• [INSTRUCTION]: Give only the number of lines in these records that contain the word "allowed".

[Source records]
--- begin ---
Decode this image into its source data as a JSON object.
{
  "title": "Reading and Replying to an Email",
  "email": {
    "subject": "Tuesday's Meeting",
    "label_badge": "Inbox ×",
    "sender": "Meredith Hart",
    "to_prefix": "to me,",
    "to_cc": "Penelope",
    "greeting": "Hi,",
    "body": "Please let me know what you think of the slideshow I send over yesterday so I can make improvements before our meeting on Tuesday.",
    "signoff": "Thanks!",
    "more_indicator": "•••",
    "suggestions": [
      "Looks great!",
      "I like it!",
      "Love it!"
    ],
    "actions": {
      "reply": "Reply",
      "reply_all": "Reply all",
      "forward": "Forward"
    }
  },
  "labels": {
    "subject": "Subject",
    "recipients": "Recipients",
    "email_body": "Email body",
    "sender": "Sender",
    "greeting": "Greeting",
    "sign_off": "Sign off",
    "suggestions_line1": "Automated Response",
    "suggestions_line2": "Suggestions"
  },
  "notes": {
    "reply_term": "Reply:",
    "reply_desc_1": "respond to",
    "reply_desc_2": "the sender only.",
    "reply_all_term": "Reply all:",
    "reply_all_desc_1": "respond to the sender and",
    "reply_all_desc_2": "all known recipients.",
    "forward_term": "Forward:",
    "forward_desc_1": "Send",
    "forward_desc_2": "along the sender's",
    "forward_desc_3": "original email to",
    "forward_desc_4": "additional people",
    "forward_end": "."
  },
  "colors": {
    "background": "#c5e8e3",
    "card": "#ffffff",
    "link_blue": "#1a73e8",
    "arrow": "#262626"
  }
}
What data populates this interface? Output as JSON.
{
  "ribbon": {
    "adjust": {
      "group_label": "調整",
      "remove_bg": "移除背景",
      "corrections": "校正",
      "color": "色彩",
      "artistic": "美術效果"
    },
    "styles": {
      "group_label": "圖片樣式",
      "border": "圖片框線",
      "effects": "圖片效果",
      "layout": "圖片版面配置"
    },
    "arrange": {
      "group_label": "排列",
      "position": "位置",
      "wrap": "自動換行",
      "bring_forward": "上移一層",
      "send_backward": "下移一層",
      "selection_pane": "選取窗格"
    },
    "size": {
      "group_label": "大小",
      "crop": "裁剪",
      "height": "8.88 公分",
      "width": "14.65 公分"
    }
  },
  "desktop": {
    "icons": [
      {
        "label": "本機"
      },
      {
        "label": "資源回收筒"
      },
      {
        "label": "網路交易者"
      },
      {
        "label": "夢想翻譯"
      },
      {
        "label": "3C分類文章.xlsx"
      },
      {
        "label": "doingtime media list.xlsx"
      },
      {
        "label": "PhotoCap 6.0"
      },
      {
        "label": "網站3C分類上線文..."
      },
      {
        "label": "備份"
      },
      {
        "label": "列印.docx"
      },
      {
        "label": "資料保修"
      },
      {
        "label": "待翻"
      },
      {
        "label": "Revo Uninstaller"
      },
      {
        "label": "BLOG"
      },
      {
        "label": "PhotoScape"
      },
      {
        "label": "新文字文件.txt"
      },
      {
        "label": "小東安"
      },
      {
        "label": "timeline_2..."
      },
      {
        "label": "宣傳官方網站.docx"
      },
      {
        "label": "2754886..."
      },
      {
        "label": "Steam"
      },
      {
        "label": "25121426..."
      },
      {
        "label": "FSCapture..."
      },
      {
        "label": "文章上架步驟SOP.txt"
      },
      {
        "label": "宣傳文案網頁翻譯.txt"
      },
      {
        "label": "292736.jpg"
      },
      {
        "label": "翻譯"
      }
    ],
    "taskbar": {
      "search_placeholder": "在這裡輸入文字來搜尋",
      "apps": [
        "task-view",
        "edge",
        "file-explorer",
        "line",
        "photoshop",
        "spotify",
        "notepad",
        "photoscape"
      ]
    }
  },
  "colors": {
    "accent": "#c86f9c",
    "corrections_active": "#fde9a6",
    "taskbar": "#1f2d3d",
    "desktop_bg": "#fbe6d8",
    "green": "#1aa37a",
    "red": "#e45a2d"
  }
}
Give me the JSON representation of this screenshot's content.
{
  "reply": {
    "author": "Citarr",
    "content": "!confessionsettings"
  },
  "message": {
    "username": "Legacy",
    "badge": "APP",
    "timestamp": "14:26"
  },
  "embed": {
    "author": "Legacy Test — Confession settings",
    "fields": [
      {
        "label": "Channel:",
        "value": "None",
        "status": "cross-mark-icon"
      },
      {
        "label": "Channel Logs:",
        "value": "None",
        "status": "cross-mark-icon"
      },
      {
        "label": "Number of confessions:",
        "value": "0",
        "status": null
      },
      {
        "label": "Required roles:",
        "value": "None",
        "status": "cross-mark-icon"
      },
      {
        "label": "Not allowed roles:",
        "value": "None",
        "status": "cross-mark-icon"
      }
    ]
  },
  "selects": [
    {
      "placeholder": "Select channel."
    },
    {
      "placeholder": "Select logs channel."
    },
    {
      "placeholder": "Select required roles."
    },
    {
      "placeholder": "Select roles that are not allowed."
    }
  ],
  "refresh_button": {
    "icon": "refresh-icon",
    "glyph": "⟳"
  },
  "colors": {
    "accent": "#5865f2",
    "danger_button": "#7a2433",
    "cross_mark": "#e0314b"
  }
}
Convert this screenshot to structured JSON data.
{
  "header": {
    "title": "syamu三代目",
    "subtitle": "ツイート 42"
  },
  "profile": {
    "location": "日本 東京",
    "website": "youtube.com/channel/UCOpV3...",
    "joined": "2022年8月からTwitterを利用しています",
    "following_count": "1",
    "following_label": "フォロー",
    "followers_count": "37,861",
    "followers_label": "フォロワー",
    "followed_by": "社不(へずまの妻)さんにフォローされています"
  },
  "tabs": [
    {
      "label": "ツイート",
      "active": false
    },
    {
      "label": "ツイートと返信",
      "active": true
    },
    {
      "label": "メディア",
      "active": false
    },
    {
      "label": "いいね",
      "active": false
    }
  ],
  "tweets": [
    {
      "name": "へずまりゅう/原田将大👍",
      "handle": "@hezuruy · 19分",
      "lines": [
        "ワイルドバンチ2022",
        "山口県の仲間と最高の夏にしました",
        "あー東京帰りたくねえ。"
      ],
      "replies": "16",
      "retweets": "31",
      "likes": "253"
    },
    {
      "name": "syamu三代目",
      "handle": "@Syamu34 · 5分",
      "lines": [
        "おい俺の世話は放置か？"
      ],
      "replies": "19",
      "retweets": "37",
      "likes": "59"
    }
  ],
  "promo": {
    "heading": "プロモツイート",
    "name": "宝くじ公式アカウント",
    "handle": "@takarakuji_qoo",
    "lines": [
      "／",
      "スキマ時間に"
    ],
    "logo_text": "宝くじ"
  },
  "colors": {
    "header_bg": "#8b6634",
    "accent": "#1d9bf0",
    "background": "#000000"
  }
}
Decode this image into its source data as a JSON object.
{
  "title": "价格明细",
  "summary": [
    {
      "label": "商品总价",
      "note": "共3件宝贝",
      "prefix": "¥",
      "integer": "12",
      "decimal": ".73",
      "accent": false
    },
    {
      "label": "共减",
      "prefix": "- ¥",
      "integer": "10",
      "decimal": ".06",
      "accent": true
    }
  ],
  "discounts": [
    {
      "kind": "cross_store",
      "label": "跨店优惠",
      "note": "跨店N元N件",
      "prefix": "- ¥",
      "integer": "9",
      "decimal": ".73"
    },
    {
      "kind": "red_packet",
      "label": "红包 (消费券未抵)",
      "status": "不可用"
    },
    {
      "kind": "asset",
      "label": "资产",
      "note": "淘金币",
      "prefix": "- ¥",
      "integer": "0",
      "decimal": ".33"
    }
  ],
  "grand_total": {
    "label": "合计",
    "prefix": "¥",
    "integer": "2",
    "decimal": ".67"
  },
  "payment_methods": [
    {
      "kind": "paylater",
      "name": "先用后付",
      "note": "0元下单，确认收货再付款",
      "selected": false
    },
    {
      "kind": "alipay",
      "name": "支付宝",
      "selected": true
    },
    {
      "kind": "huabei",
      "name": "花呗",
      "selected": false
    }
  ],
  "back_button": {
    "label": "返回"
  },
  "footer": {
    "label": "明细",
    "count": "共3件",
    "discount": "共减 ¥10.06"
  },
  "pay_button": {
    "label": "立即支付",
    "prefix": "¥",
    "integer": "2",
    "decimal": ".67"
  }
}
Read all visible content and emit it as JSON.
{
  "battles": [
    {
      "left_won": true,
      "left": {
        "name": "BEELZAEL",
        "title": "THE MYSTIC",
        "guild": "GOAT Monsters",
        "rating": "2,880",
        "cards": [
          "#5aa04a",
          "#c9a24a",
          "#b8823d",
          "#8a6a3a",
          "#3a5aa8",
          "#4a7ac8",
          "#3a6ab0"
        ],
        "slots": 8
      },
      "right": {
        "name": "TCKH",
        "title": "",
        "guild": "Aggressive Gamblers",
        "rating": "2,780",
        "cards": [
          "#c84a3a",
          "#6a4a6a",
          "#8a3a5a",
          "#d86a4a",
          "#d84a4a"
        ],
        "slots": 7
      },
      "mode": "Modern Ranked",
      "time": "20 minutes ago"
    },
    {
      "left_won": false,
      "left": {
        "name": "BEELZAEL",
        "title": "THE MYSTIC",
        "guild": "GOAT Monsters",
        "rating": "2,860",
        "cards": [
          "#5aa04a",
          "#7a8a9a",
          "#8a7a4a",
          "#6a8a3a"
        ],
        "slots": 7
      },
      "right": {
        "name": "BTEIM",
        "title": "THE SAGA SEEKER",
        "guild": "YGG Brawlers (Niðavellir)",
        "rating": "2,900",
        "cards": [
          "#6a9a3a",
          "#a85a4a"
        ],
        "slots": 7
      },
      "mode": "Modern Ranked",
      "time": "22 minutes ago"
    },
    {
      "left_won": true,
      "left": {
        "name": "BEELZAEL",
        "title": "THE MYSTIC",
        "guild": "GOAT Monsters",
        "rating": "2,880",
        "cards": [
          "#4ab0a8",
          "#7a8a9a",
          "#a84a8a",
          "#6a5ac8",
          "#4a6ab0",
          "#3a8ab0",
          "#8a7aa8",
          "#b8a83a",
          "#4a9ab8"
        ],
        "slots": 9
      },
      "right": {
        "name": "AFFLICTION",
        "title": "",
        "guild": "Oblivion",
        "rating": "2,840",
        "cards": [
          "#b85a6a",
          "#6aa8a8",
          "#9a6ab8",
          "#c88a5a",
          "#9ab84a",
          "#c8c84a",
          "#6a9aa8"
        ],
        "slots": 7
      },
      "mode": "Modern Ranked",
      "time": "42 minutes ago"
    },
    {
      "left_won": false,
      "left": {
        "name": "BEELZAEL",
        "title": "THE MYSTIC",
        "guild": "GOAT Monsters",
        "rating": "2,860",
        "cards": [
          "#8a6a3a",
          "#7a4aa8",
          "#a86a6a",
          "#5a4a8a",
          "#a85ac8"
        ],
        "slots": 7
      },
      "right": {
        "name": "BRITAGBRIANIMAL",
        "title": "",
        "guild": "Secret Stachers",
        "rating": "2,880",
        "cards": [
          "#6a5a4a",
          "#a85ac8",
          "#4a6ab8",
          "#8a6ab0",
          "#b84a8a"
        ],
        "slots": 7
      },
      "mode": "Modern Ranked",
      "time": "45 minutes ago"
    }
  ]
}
--- end ---
• [FULL RESPONSE]: 2